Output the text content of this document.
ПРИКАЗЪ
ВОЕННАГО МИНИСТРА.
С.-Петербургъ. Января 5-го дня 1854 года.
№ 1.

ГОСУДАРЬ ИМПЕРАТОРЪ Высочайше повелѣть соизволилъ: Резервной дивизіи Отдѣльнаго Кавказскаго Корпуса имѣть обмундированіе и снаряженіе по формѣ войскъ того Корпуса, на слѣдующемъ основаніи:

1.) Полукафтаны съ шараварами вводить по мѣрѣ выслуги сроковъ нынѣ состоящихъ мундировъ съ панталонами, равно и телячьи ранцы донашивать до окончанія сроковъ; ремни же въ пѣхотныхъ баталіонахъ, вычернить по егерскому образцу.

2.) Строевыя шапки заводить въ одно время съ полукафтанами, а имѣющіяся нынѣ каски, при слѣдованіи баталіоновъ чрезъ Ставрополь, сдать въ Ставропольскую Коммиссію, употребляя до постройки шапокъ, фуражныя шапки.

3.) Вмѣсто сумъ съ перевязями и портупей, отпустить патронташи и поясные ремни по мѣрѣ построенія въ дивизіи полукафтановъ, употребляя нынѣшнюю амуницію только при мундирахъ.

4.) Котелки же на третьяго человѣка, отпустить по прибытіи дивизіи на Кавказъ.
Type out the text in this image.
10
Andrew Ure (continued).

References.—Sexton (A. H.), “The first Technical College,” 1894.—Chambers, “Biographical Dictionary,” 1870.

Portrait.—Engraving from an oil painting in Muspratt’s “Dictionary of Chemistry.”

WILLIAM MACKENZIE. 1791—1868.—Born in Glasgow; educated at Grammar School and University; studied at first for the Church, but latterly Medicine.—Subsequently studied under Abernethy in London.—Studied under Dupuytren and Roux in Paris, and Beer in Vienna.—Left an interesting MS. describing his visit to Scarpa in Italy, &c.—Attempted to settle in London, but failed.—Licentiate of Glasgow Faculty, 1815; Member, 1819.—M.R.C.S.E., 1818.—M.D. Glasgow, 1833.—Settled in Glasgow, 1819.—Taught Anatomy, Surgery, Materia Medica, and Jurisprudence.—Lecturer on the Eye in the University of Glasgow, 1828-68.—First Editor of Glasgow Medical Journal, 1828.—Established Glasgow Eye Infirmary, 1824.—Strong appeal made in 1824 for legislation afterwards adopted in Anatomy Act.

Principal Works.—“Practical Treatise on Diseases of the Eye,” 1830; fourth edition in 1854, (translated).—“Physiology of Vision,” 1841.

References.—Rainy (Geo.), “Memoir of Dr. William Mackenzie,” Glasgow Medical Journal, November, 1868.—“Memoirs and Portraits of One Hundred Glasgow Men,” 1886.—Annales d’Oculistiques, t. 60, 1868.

──────────────────────────────

[Exercise]
Find the lines containing "References" and pull them out.

[Result]
References.—Sexton (A. H.), “The first Technical College,” 1894.—Chambers, “Biographical Dictionary,” 1870.
References.—Rainy (Geo.), “Memoir of Dr. William Mackenzie,” Glasgow Medical Journal, November, 1868.—“Memoirs and Portraits of One Hundred Glasgow Men,” 1886.—Annales d’Oculistiques, t. 60, 1868.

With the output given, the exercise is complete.